Problem to solve: Identify the lines that contain the word "REGISTRATION", then copy them.

Information provided:
■ ■ ■ ■ ■

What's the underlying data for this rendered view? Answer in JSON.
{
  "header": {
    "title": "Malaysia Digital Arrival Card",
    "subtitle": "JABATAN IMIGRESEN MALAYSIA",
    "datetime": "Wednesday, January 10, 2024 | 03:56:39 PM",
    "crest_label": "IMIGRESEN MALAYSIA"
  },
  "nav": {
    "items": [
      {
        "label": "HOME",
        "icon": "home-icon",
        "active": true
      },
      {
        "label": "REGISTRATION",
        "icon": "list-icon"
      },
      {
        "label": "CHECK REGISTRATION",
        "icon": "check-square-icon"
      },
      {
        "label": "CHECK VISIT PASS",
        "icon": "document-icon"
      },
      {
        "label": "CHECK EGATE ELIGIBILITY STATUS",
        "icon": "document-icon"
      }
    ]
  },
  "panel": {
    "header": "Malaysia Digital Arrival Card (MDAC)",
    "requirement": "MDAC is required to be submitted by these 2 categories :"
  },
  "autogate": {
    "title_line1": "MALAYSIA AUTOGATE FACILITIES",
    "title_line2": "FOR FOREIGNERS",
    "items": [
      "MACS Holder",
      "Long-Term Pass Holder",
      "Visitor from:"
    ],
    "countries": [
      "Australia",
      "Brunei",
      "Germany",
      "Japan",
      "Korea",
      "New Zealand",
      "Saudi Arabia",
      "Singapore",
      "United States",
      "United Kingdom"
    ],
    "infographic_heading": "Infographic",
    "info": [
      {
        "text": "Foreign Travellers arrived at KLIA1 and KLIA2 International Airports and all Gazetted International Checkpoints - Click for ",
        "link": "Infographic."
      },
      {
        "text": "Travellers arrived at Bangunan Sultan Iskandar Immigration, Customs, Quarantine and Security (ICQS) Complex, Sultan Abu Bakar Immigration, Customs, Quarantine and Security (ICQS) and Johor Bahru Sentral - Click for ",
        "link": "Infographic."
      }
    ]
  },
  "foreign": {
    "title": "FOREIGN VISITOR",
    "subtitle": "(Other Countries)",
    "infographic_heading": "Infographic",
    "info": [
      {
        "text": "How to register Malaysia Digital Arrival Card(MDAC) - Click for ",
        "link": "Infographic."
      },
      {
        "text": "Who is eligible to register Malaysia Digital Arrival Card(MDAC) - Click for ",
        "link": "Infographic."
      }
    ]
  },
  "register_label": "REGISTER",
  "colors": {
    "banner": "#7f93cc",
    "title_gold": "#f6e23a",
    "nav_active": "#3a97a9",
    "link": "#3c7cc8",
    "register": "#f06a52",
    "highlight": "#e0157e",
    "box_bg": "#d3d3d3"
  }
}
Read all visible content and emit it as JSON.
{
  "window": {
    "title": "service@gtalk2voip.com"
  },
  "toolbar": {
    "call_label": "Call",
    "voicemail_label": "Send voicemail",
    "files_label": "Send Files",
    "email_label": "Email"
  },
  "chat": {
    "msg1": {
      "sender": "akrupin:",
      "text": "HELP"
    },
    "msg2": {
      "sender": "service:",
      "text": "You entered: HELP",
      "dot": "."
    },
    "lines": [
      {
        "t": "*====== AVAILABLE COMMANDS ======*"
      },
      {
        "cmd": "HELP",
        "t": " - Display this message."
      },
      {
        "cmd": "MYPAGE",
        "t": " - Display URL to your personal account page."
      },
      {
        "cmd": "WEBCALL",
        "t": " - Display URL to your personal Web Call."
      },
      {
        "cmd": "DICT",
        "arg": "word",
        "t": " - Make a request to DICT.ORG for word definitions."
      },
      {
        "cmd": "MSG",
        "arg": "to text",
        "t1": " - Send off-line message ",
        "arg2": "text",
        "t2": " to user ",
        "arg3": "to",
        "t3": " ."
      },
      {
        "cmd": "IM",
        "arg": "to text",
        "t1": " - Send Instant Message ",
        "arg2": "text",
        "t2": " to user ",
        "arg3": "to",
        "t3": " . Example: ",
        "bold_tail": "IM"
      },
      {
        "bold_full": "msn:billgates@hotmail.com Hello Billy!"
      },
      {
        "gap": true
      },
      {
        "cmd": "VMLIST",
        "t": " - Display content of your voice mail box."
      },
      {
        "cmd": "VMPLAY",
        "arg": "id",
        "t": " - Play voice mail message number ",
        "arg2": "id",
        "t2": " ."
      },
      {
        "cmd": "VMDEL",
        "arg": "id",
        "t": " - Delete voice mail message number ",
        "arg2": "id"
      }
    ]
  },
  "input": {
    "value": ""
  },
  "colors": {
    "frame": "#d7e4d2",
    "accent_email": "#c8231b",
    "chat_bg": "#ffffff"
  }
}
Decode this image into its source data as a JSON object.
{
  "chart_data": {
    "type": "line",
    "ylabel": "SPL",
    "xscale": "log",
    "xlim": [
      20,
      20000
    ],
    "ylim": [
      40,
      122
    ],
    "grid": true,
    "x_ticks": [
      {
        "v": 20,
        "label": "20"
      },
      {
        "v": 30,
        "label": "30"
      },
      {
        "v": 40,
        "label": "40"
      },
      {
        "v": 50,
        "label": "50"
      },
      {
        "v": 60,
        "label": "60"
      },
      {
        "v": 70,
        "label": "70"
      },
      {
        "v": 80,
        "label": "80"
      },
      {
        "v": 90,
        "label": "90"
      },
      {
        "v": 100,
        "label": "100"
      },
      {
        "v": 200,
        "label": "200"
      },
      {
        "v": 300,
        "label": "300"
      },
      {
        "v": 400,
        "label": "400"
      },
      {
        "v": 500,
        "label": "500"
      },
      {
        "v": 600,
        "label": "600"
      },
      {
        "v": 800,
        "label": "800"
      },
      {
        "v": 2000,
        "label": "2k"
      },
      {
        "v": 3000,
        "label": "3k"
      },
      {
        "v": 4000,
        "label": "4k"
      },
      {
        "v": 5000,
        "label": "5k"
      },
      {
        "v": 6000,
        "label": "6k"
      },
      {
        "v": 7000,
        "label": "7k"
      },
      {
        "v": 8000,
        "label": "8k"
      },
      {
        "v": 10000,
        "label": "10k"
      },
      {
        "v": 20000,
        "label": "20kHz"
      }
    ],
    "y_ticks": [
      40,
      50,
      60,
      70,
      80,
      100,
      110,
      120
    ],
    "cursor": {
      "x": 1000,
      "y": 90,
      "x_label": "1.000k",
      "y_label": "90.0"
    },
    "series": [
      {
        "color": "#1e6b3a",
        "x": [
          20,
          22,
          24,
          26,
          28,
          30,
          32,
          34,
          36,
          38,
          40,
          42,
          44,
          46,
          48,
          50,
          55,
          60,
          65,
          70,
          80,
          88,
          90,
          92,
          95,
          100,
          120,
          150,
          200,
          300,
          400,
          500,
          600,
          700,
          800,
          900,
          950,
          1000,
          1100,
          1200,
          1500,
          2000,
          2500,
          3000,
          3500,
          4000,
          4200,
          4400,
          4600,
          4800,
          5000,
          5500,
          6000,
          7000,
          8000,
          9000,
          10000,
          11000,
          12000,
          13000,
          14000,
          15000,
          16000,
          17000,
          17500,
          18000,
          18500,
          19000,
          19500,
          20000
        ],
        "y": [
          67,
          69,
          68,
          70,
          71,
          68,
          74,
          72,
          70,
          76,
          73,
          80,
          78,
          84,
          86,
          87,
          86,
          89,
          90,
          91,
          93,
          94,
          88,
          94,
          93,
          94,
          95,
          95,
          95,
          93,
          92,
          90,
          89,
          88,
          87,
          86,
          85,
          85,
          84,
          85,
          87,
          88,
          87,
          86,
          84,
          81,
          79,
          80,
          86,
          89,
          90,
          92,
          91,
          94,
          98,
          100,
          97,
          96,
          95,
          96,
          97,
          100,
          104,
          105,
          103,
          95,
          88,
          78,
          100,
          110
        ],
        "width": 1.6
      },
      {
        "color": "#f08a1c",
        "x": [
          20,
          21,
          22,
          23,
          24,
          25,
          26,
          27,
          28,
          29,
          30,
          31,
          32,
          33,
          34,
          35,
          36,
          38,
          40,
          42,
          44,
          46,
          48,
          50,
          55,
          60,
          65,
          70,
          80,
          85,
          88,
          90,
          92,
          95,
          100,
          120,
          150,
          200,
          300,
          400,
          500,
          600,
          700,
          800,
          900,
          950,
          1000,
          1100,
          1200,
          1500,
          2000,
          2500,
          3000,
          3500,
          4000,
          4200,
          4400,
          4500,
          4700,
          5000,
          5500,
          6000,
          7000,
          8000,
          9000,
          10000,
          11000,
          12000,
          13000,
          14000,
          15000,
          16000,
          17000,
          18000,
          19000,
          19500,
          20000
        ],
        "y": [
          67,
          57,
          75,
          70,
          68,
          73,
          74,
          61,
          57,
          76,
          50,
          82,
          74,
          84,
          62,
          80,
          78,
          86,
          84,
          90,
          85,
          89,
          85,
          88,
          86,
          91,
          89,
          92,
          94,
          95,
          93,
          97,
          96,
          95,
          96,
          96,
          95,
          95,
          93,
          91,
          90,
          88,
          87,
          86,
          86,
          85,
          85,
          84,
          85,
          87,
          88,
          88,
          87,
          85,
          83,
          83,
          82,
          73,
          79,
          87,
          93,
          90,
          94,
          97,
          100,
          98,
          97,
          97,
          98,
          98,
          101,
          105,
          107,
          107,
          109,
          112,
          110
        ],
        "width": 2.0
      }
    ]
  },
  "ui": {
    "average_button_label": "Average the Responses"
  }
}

■ ■ ■ ■ ■

Task output:
        "label": "REGISTRATION",
        "label": "CHECK REGISTRATION",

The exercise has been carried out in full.